>> start Data
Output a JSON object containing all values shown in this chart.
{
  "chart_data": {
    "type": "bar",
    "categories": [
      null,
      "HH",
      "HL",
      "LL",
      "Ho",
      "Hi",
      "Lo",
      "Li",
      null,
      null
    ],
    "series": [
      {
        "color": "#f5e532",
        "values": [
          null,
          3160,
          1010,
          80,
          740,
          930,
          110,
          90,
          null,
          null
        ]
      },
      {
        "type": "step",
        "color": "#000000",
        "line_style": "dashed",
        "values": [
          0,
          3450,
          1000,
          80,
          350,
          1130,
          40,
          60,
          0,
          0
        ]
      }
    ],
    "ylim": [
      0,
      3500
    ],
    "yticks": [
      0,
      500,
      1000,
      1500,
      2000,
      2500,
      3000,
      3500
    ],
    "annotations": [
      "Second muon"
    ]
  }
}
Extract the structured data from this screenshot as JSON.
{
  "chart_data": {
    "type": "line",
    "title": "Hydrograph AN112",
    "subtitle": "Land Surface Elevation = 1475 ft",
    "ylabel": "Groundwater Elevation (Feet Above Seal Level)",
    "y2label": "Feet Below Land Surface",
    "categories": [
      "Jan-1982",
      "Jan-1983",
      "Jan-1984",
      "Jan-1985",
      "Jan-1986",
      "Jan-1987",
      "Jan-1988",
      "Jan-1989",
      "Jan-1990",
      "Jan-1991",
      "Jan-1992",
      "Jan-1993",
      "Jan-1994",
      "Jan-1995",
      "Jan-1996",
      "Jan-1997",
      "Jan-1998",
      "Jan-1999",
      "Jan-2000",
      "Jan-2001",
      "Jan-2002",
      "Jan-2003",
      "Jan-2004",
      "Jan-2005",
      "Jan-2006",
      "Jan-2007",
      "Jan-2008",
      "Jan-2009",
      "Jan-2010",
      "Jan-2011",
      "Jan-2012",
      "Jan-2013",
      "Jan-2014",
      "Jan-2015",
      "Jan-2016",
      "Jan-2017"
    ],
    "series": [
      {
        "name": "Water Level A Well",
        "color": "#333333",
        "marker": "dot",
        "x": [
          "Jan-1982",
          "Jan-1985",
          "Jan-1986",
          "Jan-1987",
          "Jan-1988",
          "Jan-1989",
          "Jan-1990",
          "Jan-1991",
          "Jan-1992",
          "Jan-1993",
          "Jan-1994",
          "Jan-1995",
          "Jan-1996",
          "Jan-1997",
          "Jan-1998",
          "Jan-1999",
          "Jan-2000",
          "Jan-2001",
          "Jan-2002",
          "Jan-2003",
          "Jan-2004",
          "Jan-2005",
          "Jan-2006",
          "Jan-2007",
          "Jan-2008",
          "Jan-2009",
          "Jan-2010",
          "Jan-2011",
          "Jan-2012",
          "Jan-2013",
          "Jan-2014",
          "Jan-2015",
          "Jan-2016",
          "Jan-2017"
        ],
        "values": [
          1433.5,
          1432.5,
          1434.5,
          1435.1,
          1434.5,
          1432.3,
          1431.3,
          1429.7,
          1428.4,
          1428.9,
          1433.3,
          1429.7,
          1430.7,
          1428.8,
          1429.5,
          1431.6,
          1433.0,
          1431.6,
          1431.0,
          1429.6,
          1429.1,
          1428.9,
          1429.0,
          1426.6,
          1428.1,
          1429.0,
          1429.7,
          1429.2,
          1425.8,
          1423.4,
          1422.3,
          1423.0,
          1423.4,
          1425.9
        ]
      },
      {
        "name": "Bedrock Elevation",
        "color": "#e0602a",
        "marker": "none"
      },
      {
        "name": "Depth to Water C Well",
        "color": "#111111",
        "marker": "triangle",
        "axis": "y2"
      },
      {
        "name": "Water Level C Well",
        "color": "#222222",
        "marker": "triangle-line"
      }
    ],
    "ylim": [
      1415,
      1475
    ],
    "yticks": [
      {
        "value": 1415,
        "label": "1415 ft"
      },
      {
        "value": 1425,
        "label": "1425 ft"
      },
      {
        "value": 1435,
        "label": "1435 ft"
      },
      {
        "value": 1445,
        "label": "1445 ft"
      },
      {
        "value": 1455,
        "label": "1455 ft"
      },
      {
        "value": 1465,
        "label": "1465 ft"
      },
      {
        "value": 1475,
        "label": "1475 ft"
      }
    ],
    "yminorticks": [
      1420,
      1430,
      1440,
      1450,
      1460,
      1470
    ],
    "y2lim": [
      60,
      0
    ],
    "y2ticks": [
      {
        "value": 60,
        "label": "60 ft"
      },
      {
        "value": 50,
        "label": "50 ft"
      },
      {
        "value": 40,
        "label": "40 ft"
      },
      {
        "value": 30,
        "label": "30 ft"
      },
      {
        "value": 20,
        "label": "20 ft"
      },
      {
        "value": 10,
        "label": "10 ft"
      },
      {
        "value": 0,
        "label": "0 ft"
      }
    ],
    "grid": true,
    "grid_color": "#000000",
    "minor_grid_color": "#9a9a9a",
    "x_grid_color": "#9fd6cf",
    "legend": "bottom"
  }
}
>> end Data
Copy out the whole listing exactly; please set it all down.

Response to the task -
Output a JSON object containing all values shown in this chart.
{
  "chart_data": {
    "type": "bar",
    "categories": [
      null,
      "HH",
      "HL",
      "LL",
      "Ho",
      "Hi",
      "Lo",
      "Li",
      null,
      null
    ],
    "series": [
      {
        "color": "#f5e532",
        "values": [
          null,
          3160,
          1010,
          80,
          740,
          930,
          110,
          90,
          null,
          null
        ]
      },
      {
        "type": "step",
        "color": "#000000",
        "line_style": "dashed",
        "values": [
          0,
          3450,
          1000,
          80,
          350,
          1130,
          40,
          60,
          0,
          0
        ]
      }
    ],
    "ylim": [
      0,
      3500
    ],
    "yticks": [
      0,
      500,
      1000,
      1500,
      2000,
      2500,
      3000,
      3500
    ],
    "annotations": [
      "Second muon"
    ]
  }
}
Extract the structured data from this screenshot as JSON.
{
  "chart_data": {
    "type": "line",
    "title": "Hydrograph AN112",
    "subtitle": "Land Surface Elevation = 1475 ft",
    "ylabel": "Groundwater Elevation (Feet Above Seal Level)",
    "y2label": "Feet Below Land Surface",
    "categories": [
      "Jan-1982",
      "Jan-1983",
      "Jan-1984",
      "Jan-1985",
      "Jan-1986",
      "Jan-1987",
      "Jan-1988",
      "Jan-1989",
      "Jan-1990",
      "Jan-1991",
      "Jan-1992",
      "Jan-1993",
      "Jan-1994",
      "Jan-1995",
      "Jan-1996",
      "Jan-1997",
      "Jan-1998",
      "Jan-1999",
      "Jan-2000",
      "Jan-2001",
      "Jan-2002",
      "Jan-2003",
      "Jan-2004",
      "Jan-2005",
      "Jan-2006",
      "Jan-2007",
      "Jan-2008",
      "Jan-2009",
      "Jan-2010",
      "Jan-2011",
      "Jan-2012",
      "Jan-2013",
      "Jan-2014",
      "Jan-2015",
      "Jan-2016",
      "Jan-2017"
    ],
    "series": [
      {
        "name": "Water Level A Well",
        "color": "#333333",
        "marker": "dot",
        "x": [
          "Jan-1982",
          "Jan-1985",
          "Jan-1986",
          "Jan-1987",
          "Jan-1988",
          "Jan-1989",
          "Jan-1990",
          "Jan-1991",
          "Jan-1992",
          "Jan-1993",
          "Jan-1994",
          "Jan-1995",
          "Jan-1996",
          "Jan-1997",
          "Jan-1998",
          "Jan-1999",
          "Jan-2000",
          "Jan-2001",
          "Jan-2002",
          "Jan-2003",
          "Jan-2004",
          "Jan-2005",
          "Jan-2006",
          "Jan-2007",
          "Jan-2008",
          "Jan-2009",
          "Jan-2010",
          "Jan-2011",
          "Jan-2012",
          "Jan-2013",
          "Jan-2014",
          "Jan-2015",
          "Jan-2016",
          "Jan-2017"
        ],
        "values": [
          1433.5,
          1432.5,
          1434.5,
          1435.1,
          1434.5,
          1432.3,
          1431.3,
          1429.7,
          1428.4,
          1428.9,
          1433.3,
          1429.7,
          1430.7,
          1428.8,
          1429.5,
          1431.6,
          1433.0,
          1431.6,
          1431.0,
          1429.6,
          1429.1,
          1428.9,
          1429.0,
          1426.6,
          1428.1,
          1429.0,
          1429.7,
          1429.2,
          1425.8,
          1423.4,
          1422.3,
          1423.0,
          1423.4,
          1425.9
        ]
      },
      {
        "name": "Bedrock Elevation",
        "color": "#e0602a",
        "marker": "none"
      },
      {
        "name": "Depth to Water C Well",
        "color": "#111111",
        "marker": "triangle",
        "axis": "y2"
      },
      {
        "name": "Water Level C Well",
        "color": "#222222",
        "marker": "triangle-line"
      }
    ],
    "ylim": [
      1415,
      1475
    ],
    "yticks": [
      {
        "value": 1415,
        "label": "1415 ft"
      },
      {
        "value": 1425,
        "label": "1425 ft"
      },
      {
        "value": 1435,
        "label": "1435 ft"
      },
      {
        "value": 1445,
        "label": "1445 ft"
      },
      {
        "value": 1455,
        "label": "1455 ft"
      },
      {
        "value": 1465,
        "label": "1465 ft"
      },
      {
        "value": 1475,
        "label": "1475 ft"
      }
    ],
    "yminorticks": [
      1420,
      1430,
      1440,
      1450,
      1460,
      1470
    ],
    "y2lim": [
      60,
      0
    ],
    "y2ticks": [
      {
        "value": 60,
        "label": "60 ft"
      },
      {
        "value": 50,
        "label": "50 ft"
      },
      {
        "value": 40,
        "label": "40 ft"
      },
      {
        "value": 30,
        "label": "30 ft"
      },
      {
        "value": 20,
        "label": "20 ft"
      },
      {
        "value": 10,
        "label": "10 ft"
      },
      {
        "value": 0,
        "label": "0 ft"
      }
    ],
    "grid": true,
    "grid_color": "#000000",
    "minor_grid_color": "#9a9a9a",
    "x_grid_color": "#9fd6cf",
    "legend": "bottom"
  }
}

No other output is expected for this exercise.